Will you give every entry again exactly as it stands?

====== DATASET ENTRIES

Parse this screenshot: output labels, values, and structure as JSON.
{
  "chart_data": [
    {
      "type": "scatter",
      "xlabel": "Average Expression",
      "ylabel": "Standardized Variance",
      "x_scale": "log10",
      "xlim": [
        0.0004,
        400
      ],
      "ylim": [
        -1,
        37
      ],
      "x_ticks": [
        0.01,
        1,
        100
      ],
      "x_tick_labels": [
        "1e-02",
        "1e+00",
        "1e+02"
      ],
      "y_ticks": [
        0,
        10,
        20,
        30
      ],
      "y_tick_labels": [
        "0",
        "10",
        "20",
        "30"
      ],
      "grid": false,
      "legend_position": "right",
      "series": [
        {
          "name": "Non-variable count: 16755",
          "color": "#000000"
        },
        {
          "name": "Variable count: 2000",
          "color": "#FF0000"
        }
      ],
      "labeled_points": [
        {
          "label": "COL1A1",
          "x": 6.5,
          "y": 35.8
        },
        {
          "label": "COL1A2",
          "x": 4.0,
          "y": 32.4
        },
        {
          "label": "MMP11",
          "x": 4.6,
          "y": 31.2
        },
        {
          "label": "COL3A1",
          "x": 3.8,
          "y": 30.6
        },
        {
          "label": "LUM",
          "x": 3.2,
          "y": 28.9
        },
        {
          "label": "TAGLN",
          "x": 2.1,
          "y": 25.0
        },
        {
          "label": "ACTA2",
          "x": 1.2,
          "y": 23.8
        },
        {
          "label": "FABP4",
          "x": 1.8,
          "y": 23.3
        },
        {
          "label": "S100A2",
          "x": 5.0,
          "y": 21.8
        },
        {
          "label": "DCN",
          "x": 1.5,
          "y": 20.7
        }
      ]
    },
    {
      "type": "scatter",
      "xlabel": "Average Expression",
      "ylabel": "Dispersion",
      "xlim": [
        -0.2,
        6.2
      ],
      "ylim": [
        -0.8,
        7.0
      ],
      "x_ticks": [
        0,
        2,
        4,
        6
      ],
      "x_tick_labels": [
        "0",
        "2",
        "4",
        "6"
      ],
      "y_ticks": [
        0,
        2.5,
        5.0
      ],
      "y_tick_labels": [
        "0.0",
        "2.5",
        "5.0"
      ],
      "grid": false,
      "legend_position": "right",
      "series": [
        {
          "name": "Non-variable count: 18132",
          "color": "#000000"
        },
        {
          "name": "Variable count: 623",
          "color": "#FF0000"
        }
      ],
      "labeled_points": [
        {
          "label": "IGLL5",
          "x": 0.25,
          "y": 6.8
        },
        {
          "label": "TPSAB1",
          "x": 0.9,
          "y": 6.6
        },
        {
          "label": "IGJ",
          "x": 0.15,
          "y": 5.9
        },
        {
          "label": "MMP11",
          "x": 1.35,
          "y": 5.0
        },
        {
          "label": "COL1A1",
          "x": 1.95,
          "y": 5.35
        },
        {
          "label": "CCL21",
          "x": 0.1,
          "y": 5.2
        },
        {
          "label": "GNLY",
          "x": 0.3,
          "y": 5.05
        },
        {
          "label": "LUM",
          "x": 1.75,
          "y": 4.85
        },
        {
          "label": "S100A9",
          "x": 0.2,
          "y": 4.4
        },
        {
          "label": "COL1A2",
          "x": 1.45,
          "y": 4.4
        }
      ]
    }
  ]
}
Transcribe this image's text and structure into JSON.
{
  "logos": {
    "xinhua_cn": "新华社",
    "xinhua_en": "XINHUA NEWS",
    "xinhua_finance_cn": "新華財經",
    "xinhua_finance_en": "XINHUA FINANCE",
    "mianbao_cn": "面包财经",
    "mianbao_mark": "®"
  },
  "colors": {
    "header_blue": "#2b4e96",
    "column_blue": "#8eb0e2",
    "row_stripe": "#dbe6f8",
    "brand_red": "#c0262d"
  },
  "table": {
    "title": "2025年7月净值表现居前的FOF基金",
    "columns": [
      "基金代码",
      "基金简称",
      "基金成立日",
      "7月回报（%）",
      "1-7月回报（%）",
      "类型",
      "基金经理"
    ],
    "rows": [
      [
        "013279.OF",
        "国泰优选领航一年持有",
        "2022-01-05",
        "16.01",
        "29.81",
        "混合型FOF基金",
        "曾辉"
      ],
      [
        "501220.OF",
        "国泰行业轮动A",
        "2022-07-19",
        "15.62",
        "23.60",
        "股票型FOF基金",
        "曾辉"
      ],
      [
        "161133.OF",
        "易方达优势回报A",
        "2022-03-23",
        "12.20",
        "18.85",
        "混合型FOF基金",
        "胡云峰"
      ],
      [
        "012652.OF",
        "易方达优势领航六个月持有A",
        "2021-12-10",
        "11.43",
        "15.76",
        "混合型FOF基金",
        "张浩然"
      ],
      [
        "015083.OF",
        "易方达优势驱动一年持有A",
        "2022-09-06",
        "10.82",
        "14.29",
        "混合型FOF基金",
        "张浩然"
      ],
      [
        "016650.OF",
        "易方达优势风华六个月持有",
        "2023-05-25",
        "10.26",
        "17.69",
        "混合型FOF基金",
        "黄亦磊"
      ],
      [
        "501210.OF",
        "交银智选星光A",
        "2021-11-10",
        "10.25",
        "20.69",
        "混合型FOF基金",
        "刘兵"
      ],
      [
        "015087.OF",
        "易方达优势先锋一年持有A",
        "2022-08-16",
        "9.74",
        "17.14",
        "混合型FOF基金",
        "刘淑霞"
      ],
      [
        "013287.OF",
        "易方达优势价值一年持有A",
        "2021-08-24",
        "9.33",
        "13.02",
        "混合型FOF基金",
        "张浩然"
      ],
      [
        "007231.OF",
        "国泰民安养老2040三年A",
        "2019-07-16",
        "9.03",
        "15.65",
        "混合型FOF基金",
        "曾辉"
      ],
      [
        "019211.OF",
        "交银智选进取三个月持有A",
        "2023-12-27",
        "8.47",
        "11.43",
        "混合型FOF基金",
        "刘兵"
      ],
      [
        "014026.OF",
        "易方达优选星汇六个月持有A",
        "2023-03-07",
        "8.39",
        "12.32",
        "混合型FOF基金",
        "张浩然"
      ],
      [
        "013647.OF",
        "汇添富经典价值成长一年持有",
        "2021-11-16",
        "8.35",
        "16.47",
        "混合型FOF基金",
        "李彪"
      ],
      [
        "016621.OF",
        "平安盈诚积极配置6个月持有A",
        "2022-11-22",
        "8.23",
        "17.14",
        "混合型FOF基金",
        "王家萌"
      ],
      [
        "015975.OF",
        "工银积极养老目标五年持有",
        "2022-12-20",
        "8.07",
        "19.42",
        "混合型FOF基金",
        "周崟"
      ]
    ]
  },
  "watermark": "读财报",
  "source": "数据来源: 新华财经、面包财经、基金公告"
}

============

» RESULT OF THIS EXERCISE:
Parse this screenshot: output labels, values, and structure as JSON.
{
  "chart_data": [
    {
      "type": "scatter",
      "xlabel": "Average Expression",
      "ylabel": "Standardized Variance",
      "x_scale": "log10",
      "xlim": [
        0.0004,
        400
      ],
      "ylim": [
        -1,
        37
      ],
      "x_ticks": [
        0.01,
        1,
        100
      ],
      "x_tick_labels": [
        "1e-02",
        "1e+00",
        "1e+02"
      ],
      "y_ticks": [
        0,
        10,
        20,
        30
      ],
      "y_tick_labels": [
        "0",
        "10",
        "20",
        "30"
      ],
      "grid": false,
      "legend_position": "right",
      "series": [
        {
          "name": "Non-variable count: 16755",
          "color": "#000000"
        },
        {
          "name": "Variable count: 2000",
          "color": "#FF0000"
        }
      ],
      "labeled_points": [
        {
          "label": "COL1A1",
          "x": 6.5,
          "y": 35.8
        },
        {
          "label": "COL1A2",
          "x": 4.0,
          "y": 32.4
        },
        {
          "label": "MMP11",
          "x": 4.6,
          "y": 31.2
        },
        {
          "label": "COL3A1",
          "x": 3.8,
          "y": 30.6
        },
        {
          "label": "LUM",
          "x": 3.2,
          "y": 28.9
        },
        {
          "label": "TAGLN",
          "x": 2.1,
          "y": 25.0
        },
        {
          "label": "ACTA2",
          "x": 1.2,
          "y": 23.8
        },
        {
          "label": "FABP4",
          "x": 1.8,
          "y": 23.3
        },
        {
          "label": "S100A2",
          "x": 5.0,
          "y": 21.8
        },
        {
          "label": "DCN",
          "x": 1.5,
          "y": 20.7
        }
      ]
    },
    {
      "type": "scatter",
      "xlabel": "Average Expression",
      "ylabel": "Dispersion",
      "xlim": [
        -0.2,
        6.2
      ],
      "ylim": [
        -0.8,
        7.0
      ],
      "x_ticks": [
        0,
        2,
        4,
        6
      ],
      "x_tick_labels": [
        "0",
        "2",
        "4",
        "6"
      ],
      "y_ticks": [
        0,
        2.5,
        5.0
      ],
      "y_tick_labels": [
        "0.0",
        "2.5",
        "5.0"
      ],
      "grid": false,
      "legend_position": "right",
      "series": [
        {
          "name": "Non-variable count: 18132",
          "color": "#000000"
        },
        {
          "name": "Variable count: 623",
          "color": "#FF0000"
        }
      ],
      "labeled_points": [
        {
          "label": "IGLL5",
          "x": 0.25,
          "y": 6.8
        },
        {
          "label": "TPSAB1",
          "x": 0.9,
          "y": 6.6
        },
        {
          "label": "IGJ",
          "x": 0.15,
          "y": 5.9
        },
        {
          "label": "MMP11",
          "x": 1.35,
          "y": 5.0
        },
        {
          "label": "COL1A1",
          "x": 1.95,
          "y": 5.35
        },
        {
          "label": "CCL21",
          "x": 0.1,
          "y": 5.2
        },
        {
          "label": "GNLY",
          "x": 0.3,
          "y": 5.05
        },
        {
          "label": "LUM",
          "x": 1.75,
          "y": 4.85
        },
        {
          "label": "S100A9",
          "x": 0.2,
          "y": 4.4
        },
        {
          "label": "COL1A2",
          "x": 1.45,
          "y": 4.4
        }
      ]
    }
  ]
}
Transcribe this image's text and structure into JSON.
{
  "logos": {
    "xinhua_cn": "新华社",
    "xinhua_en": "XINHUA NEWS",
    "xinhua_finance_cn": "新華財經",
    "xinhua_finance_en": "XINHUA FINANCE",
    "mianbao_cn": "面包财经",
    "mianbao_mark": "®"
  },
  "colors": {
    "header_blue": "#2b4e96",
    "column_blue": "#8eb0e2",
    "row_stripe": "#dbe6f8",
    "brand_red": "#c0262d"
  },
  "table": {
    "title": "2025年7月净值表现居前的FOF基金",
    "columns": [
      "基金代码",
      "基金简称",
      "基金成立日",
      "7月回报（%）",
      "1-7月回报（%）",
      "类型",
      "基金经理"
    ],
    "rows": [
      [
        "013279.OF",
        "国泰优选领航一年持有",
        "2022-01-05",
        "16.01",
        "29.81",
        "混合型FOF基金",
        "曾辉"
      ],
      [
        "501220.OF",
        "国泰行业轮动A",
        "2022-07-19",
        "15.62",
        "23.60",
        "股票型FOF基金",
        "曾辉"
      ],
      [
        "161133.OF",
        "易方达优势回报A",
        "2022-03-23",
        "12.20",
        "18.85",
        "混合型FOF基金",
        "胡云峰"
      ],
      [
        "012652.OF",
        "易方达优势领航六个月持有A",
        "2021-12-10",
        "11.43",
        "15.76",
        "混合型FOF基金",
        "张浩然"
      ],
      [
        "015083.OF",
        "易方达优势驱动一年持有A",
        "2022-09-06",
        "10.82",
        "14.29",
        "混合型FOF基金",
        "张浩然"
      ],
      [
        "016650.OF",
        "易方达优势风华六个月持有",
        "2023-05-25",
        "10.26",
        "17.69",
        "混合型FOF基金",
        "黄亦磊"
      ],
      [
        "501210.OF",
        "交银智选星光A",
        "2021-11-10",
        "10.25",
        "20.69",
        "混合型FOF基金",
        "刘兵"
      ],
      [
        "015087.OF",
        "易方达优势先锋一年持有A",
        "2022-08-16",
        "9.74",
        "17.14",
        "混合型FOF基金",
        "刘淑霞"
      ],
      [
        "013287.OF",
        "易方达优势价值一年持有A",
        "2021-08-24",
        "9.33",
        "13.02",
        "混合型FOF基金",
        "张浩然"
      ],
      [
        "007231.OF",
        "国泰民安养老2040三年A",
        "2019-07-16",
        "9.03",
        "15.65",
        "混合型FOF基金",
        "曾辉"
      ],
      [
        "019211.OF",
        "交银智选进取三个月持有A",
        "2023-12-27",
        "8.47",
        "11.43",
        "混合型FOF基金",
        "刘兵"
      ],
      [
        "014026.OF",
        "易方达优选星汇六个月持有A",
        "2023-03-07",
        "8.39",
        "12.32",
        "混合型FOF基金",
        "张浩然"
      ],
      [
        "013647.OF",
        "汇添富经典价值成长一年持有",
        "2021-11-16",
        "8.35",
        "16.47",
        "混合型FOF基金",
        "李彪"
      ],
      [
        "016621.OF",
        "平安盈诚积极配置6个月持有A",
        "2022-11-22",
        "8.23",
        "17.14",
        "混合型FOF基金",
        "王家萌"
      ],
      [
        "015975.OF",
        "工银积极养老目标五年持有",
        "2022-12-20",
        "8.07",
        "19.42",
        "混合型FOF基金",
        "周崟"
      ]
    ]
  },
  "watermark": "读财报",
  "source": "数据来源: 新华财经、面包财经、基金公告"
}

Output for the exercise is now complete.